DIRECTION: For every line in the records that has the word "grade", make a copy.

[Data entries for graphics]
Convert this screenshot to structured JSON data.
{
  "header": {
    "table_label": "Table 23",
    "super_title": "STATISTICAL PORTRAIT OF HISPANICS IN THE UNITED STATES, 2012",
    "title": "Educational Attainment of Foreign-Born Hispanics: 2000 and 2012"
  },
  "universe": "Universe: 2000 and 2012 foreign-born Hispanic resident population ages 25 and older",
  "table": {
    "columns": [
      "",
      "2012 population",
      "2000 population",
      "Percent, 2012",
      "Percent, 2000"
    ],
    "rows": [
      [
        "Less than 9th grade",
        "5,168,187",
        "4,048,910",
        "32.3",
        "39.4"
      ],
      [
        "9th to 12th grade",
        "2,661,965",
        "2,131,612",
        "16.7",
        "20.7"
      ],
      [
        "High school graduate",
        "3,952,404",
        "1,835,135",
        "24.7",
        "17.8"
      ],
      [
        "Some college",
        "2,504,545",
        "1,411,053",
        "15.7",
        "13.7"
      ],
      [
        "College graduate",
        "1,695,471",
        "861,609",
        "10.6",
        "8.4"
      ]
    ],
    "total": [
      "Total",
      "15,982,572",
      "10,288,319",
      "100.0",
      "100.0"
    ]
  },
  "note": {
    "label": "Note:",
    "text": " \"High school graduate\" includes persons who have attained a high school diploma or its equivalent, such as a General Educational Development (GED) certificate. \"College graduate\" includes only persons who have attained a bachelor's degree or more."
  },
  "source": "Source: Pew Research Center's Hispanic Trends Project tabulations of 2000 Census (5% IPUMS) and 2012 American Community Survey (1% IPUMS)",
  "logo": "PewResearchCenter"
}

FINISHED TASK:
        "Less than 9th grade",
        "9th to 12th grade",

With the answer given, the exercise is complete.